--- Start ---
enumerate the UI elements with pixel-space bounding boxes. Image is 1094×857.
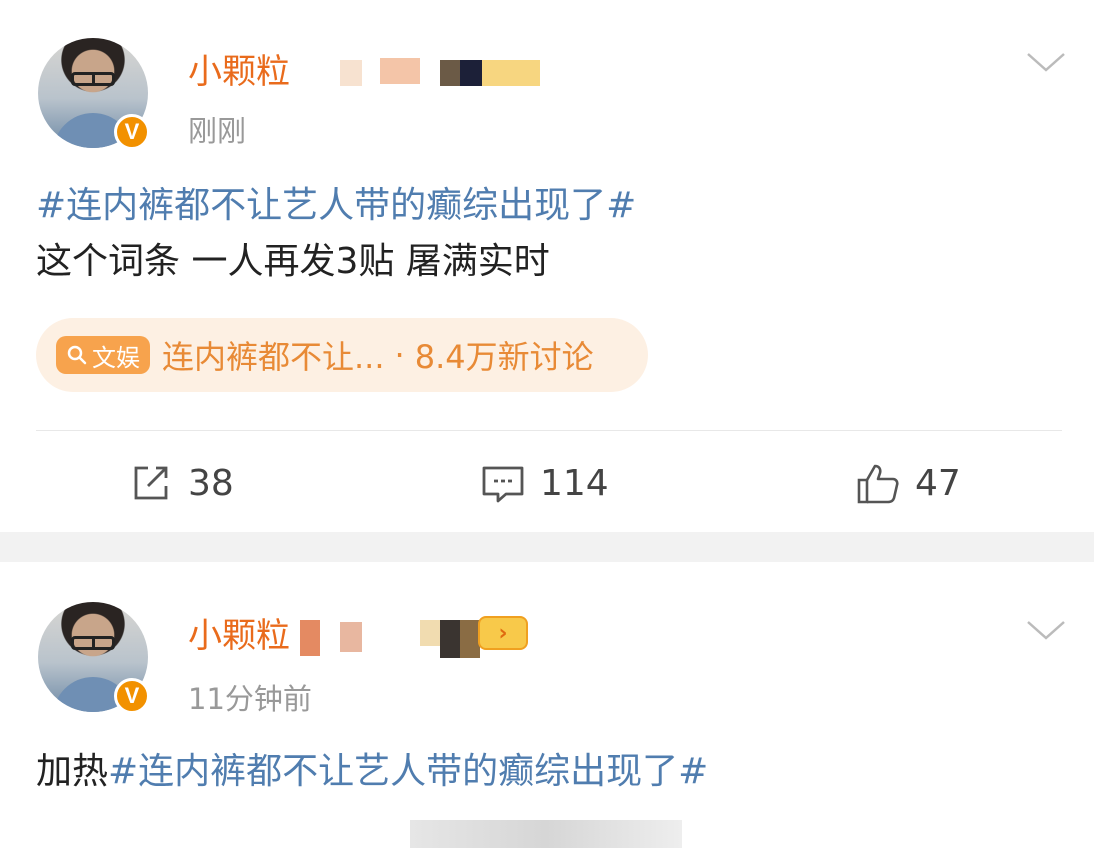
comment-icon bbox=[482, 466, 524, 503]
more-menu-button[interactable] bbox=[1026, 618, 1065, 648]
weibo-post: V 小颗粒 › 11分钟前 加热#连内裤都不让艺人带的癫综出现了# bbox=[0, 562, 1094, 857]
repost-icon bbox=[134, 466, 168, 500]
blurred-name-segment bbox=[460, 60, 482, 86]
blurred-name-segment bbox=[380, 58, 420, 84]
action-bar: 38 114 47 bbox=[0, 452, 1094, 514]
blurred-name-segment bbox=[440, 60, 460, 86]
hashtag-link[interactable]: #连内裤都不让艺人带的癫综出现了# bbox=[36, 185, 636, 226]
divider bbox=[36, 430, 1062, 431]
avatar[interactable]: V bbox=[38, 602, 152, 716]
post-time: 刚刚 bbox=[188, 114, 247, 148]
post-time: 11分钟前 bbox=[188, 682, 312, 716]
topic-title: 连内裤都不让... bbox=[162, 338, 385, 376]
post-content: 加热#连内裤都不让艺人带的癫综出现了# bbox=[36, 744, 708, 800]
topic-separator: · bbox=[394, 336, 405, 374]
search-icon bbox=[67, 345, 87, 365]
topic-card[interactable]: 文娱 连内裤都不让... · 8.4万新讨论 bbox=[36, 318, 648, 392]
chevron-down-icon bbox=[1027, 53, 1065, 72]
chevron-down-icon bbox=[1027, 621, 1065, 640]
verified-badge-icon: V bbox=[114, 678, 150, 714]
post-body-text: 加热 bbox=[36, 751, 109, 792]
blurred-name-segment bbox=[460, 620, 480, 658]
blurred-name-segment bbox=[420, 620, 440, 646]
username[interactable]: 小颗粒 bbox=[188, 44, 290, 93]
like-count: 47 bbox=[915, 462, 961, 504]
post-body-text: 这个词条 一人再发3贴 屠满实时 bbox=[36, 241, 550, 282]
more-menu-button[interactable] bbox=[1026, 50, 1065, 80]
avatar[interactable]: V bbox=[38, 38, 152, 152]
glasses-shape bbox=[71, 636, 115, 650]
blurred-name-segment bbox=[340, 622, 362, 652]
topic-category-badge: 文娱 bbox=[56, 336, 150, 374]
blurred-name-segment bbox=[482, 60, 540, 86]
like-button[interactable]: 47 bbox=[855, 452, 961, 514]
hashtag-link[interactable]: #连内裤都不让艺人带的癫综出现了# bbox=[108, 751, 708, 792]
repost-count: 38 bbox=[188, 462, 234, 504]
post-content: #连内裤都不让艺人带的癫综出现了# 这个词条 一人再发3贴 屠满实时 bbox=[36, 178, 636, 290]
thumbs-up-icon bbox=[857, 464, 899, 504]
blurred-name-segment bbox=[340, 60, 362, 86]
blurred-name-segment bbox=[440, 620, 460, 658]
blurred-content bbox=[410, 820, 682, 848]
glasses-shape bbox=[71, 72, 115, 86]
topic-category-label: 文娱 bbox=[92, 343, 140, 372]
weibo-post: V 小颗粒 刚刚 #连内裤都不让艺人带的癫综出现了# 这个词条 一人再发3贴 屠… bbox=[0, 0, 1094, 532]
level-badge-icon: › bbox=[478, 616, 528, 650]
blurred-name-segment bbox=[300, 620, 320, 656]
post-separator bbox=[0, 532, 1094, 562]
topic-discussion-count: 8.4万新讨论 bbox=[414, 338, 594, 376]
repost-button[interactable]: 38 bbox=[128, 452, 234, 514]
comment-button[interactable]: 114 bbox=[480, 452, 609, 514]
username[interactable]: 小颗粒 bbox=[188, 608, 290, 657]
verified-badge-icon: V bbox=[114, 114, 150, 150]
comment-count: 114 bbox=[540, 462, 609, 504]
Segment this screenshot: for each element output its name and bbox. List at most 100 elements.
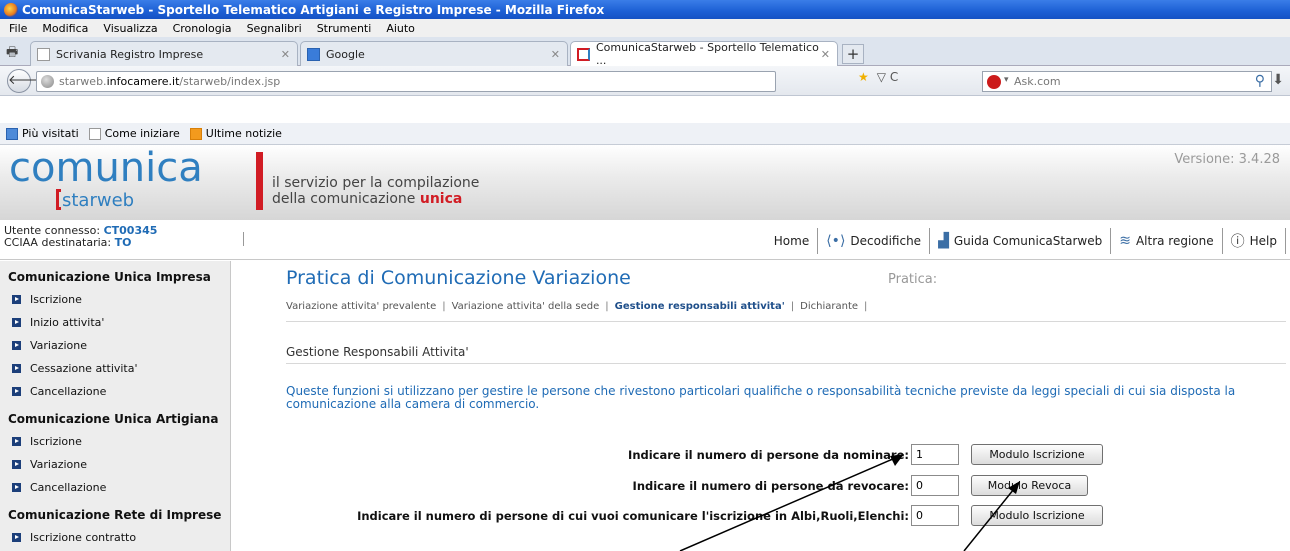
site-header: comunica starweb il servizio per la comp… [0, 145, 1290, 220]
firefox-logo-icon [4, 2, 18, 17]
divider [286, 321, 1286, 322]
menu-aiuto[interactable]: Aiuto [386, 22, 415, 35]
arrow-bullet-icon [12, 437, 21, 446]
menu-cronologia[interactable]: Cronologia [173, 22, 232, 35]
search-box[interactable]: ▾ Ask.com ⚲ [982, 71, 1272, 92]
description-text: Queste funzioni si utilizzano per gestir… [286, 384, 1236, 411]
arrow-bullet-icon [12, 341, 21, 350]
comunica-favicon-icon [577, 47, 590, 61]
nav-altra-regione[interactable]: ≋ Altra regione [1111, 228, 1223, 254]
albi-count-input[interactable] [911, 505, 959, 526]
row-revocare: Indicare il numero di persone da revocar… [232, 475, 1290, 497]
menu-segnalibri[interactable]: Segnalibri [247, 22, 302, 35]
version-label: Versione: 3.4.28 [1174, 152, 1280, 167]
menu-file[interactable]: File [9, 22, 27, 35]
nominare-count-input[interactable] [911, 444, 959, 465]
sidebar-item-impresa-variazione[interactable]: Variazione [0, 334, 230, 357]
sidebar-item-rete-iscrizione-contratto[interactable]: Iscrizione contratto [0, 526, 230, 549]
bookmark-come-iniziare[interactable]: Come iniziare [88, 127, 180, 140]
close-icon[interactable]: ✕ [551, 48, 560, 61]
window-titlebar: ComunicaStarweb - Sportello Telematico A… [0, 0, 1290, 19]
main-content: Pratica di Comunicazione Variazione Prat… [232, 261, 1290, 551]
user-info: Utente connesso: CT00345 CCIAA destinata… [4, 224, 158, 249]
window-title: ComunicaStarweb - Sportello Telematico A… [22, 2, 605, 17]
reload-icon[interactable]: C [890, 70, 898, 84]
google-icon [307, 47, 320, 61]
menu-bar: File Modifica Visualizza Cronologia Segn… [0, 19, 1290, 37]
modulo-iscrizione-button[interactable]: Modulo Iscrizione [971, 444, 1103, 465]
albi-label: Indicare il numero di persone di cui vuo… [357, 509, 909, 523]
search-icon[interactable]: ⚲ [1255, 73, 1265, 89]
print-icon[interactable]: 🖶 [6, 43, 18, 65]
nav-decodifiche[interactable]: ⟨•⟩ Decodifiche [818, 228, 931, 254]
subnav-variazione-attivita-prevalente[interactable]: Variazione attivita' prevalente [286, 301, 436, 312]
sidebar-section-title: Comunicazione Unica Artigiana [8, 412, 219, 426]
dropdown-icon[interactable]: ▽ [877, 70, 886, 84]
nav-guida[interactable]: ▟ Guida ComunicaStarweb [930, 228, 1112, 254]
subnav-dichiarante[interactable]: Dichiarante [800, 301, 858, 312]
modulo-revoca-button[interactable]: Modulo Revoca [971, 475, 1088, 496]
help-icon: ⓘ [1230, 234, 1245, 250]
sidebar-item-artigiana-cancellazione[interactable]: Cancellazione [0, 476, 230, 499]
sidebar-section-title: Comunicazione Unica Impresa [8, 270, 211, 284]
menu-modifica[interactable]: Modifica [42, 22, 88, 35]
close-icon[interactable]: ✕ [821, 48, 830, 61]
search-engine-name: Ask.com [1014, 75, 1061, 88]
starweb-logo-text: starweb [62, 190, 135, 211]
logo-bar-decoration [256, 152, 263, 210]
row-nominare: Indicare il numero di persone da nominar… [232, 444, 1290, 466]
bookmark-piu-visitati[interactable]: Più visitati [6, 127, 79, 140]
close-icon[interactable]: ✕ [281, 48, 290, 61]
arrow-bullet-icon [12, 533, 21, 542]
sidebar-item-impresa-iscrizione[interactable]: Iscrizione [0, 288, 230, 311]
row-albi: Indicare il numero di persone di cui vuo… [232, 505, 1290, 527]
ask-logo-icon [987, 75, 1001, 89]
sidebar-item-artigiana-variazione[interactable]: Variazione [0, 453, 230, 476]
url-bar[interactable]: starweb.infocamere.it/starweb/index.jsp [36, 71, 776, 92]
bookmark-star-icon[interactable]: ★ [858, 70, 869, 84]
nav-home[interactable]: Home [766, 228, 819, 254]
nominare-label: Indicare il numero di persone da nominar… [628, 448, 909, 462]
bookmarks-bar: Più visitati Come iniziare Ultime notizi… [0, 123, 1290, 145]
user-bar: Utente connesso: CT00345 CCIAA destinata… [0, 220, 1290, 260]
top-navigation: Home ⟨•⟩ Decodifiche ▟ Guida ComunicaStarw… [766, 228, 1286, 254]
sidebar-item-impresa-cessazione[interactable]: Cessazione attivita' [0, 357, 230, 380]
site-tagline: il servizio per la compilazione della co… [272, 175, 480, 207]
tab-label: ComunicaStarweb - Sportello Telematico .… [595, 41, 819, 67]
modulo-iscrizione-albi-button[interactable]: Modulo Iscrizione [971, 505, 1103, 526]
new-tab-button[interactable]: + [842, 44, 864, 64]
download-icon[interactable]: ⬇ [1272, 72, 1284, 88]
page-icon [37, 47, 50, 61]
arrow-bullet-icon [12, 483, 21, 492]
url-actions: ★ ▽ C [858, 70, 898, 84]
sidebar-item-impresa-cancellazione[interactable]: Cancellazione [0, 380, 230, 403]
guide-icon: ▟ [938, 233, 949, 249]
decode-icon: ⟨•⟩ [826, 233, 846, 249]
arrow-bullet-icon [12, 318, 21, 327]
arrow-bullet-icon [12, 387, 21, 396]
sidebar: Comunicazione Unica Impresa Iscrizione I… [0, 261, 231, 551]
url-text: starweb.infocamere.it/starweb/index.jsp [59, 75, 281, 88]
nav-help[interactable]: ⓘ Help [1223, 228, 1286, 254]
menu-visualizza[interactable]: Visualizza [103, 22, 157, 35]
subnav-variazione-attivita-sede[interactable]: Variazione attivita' della sede [452, 301, 600, 312]
navigation-bar: 🡐 starweb.infocamere.it/starweb/index.js… [0, 66, 1290, 96]
chevron-down-icon[interactable]: ▾ [1004, 75, 1009, 85]
subnav-gestione-responsabili[interactable]: Gestione responsabili attivita' [615, 301, 785, 312]
back-button[interactable]: 🡐 [7, 69, 43, 93]
page-icon [88, 127, 101, 140]
arrow-bullet-icon [12, 364, 21, 373]
sidebar-item-impresa-inizio-attivita[interactable]: Inizio attivita' [0, 311, 230, 334]
tab-comunicastarweb[interactable]: ComunicaStarweb - Sportello Telematico .… [570, 41, 838, 67]
arrow-bullet-icon [12, 460, 21, 469]
tab-google[interactable]: Google ✕ [300, 41, 568, 66]
rss-icon [189, 127, 202, 140]
revocare-label: Indicare il numero di persone da revocar… [632, 479, 909, 493]
bookmark-ultime-notizie[interactable]: Ultime notizie [189, 127, 282, 140]
sidebar-item-artigiana-iscrizione[interactable]: Iscrizione [0, 430, 230, 453]
tab-scrivania[interactable]: Scrivania Registro Imprese ✕ [30, 41, 298, 66]
comunica-logo: comunica [9, 145, 203, 191]
page-title: Pratica di Comunicazione Variazione [286, 267, 631, 289]
revocare-count-input[interactable] [911, 475, 959, 496]
menu-strumenti[interactable]: Strumenti [317, 22, 372, 35]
--- End ---
■ **WHAT TO PRODUCE**:
Reproduce everything in the rows above from the line containing "comment-icon bbox=[482, 466, 524, 503]" down to the line containing "avatar[interactable]: V bbox=[38, 38, 152, 152]", with "divider" changed to "separator-line" and nothing else altered.

■ **EXERCISE RESPONSE**:
comment-icon bbox=[482, 466, 524, 503]
more-menu-button[interactable] bbox=[1026, 618, 1065, 648]
weibo-post: V 小颗粒 › 11分钟前 加热#连内裤都不让艺人带的癫综出现了# bbox=[0, 562, 1094, 857]
repost-icon bbox=[134, 466, 168, 500]
blurred-name-segment bbox=[460, 60, 482, 86]
blurred-name-segment bbox=[380, 58, 420, 84]
action-bar: 38 114 47 bbox=[0, 452, 1094, 514]
blurred-name-segment bbox=[440, 60, 460, 86]
hashtag-link[interactable]: #连内裤都不让艺人带的癫综出现了# bbox=[36, 185, 636, 226]
separator-line bbox=[36, 430, 1062, 431]
avatar[interactable]: V bbox=[38, 602, 152, 716]
post-time: 刚刚 bbox=[188, 114, 247, 148]
post-time: 11分钟前 bbox=[188, 682, 312, 716]
topic-title: 连内裤都不让... bbox=[162, 338, 385, 376]
post-content: 加热#连内裤都不让艺人带的癫综出现了# bbox=[36, 744, 708, 800]
topic-separator: · bbox=[394, 336, 405, 374]
search-icon bbox=[67, 345, 87, 365]
topic-card[interactable]: 文娱 连内裤都不让... · 8.4万新讨论 bbox=[36, 318, 648, 392]
chevron-down-icon bbox=[1027, 53, 1065, 72]
chevron-down-icon bbox=[1027, 621, 1065, 640]
verified-badge-icon: V bbox=[114, 678, 150, 714]
post-body-text: 加热 bbox=[36, 751, 109, 792]
blurred-name-segment bbox=[460, 620, 480, 658]
blurred-name-segment bbox=[420, 620, 440, 646]
username[interactable]: 小颗粒 bbox=[188, 44, 290, 93]
like-count: 47 bbox=[915, 462, 961, 504]
post-body-text: 这个词条 一人再发3贴 屠满实时 bbox=[36, 241, 550, 282]
more-menu-button[interactable] bbox=[1026, 50, 1065, 80]
avatar[interactable]: V bbox=[38, 38, 152, 152]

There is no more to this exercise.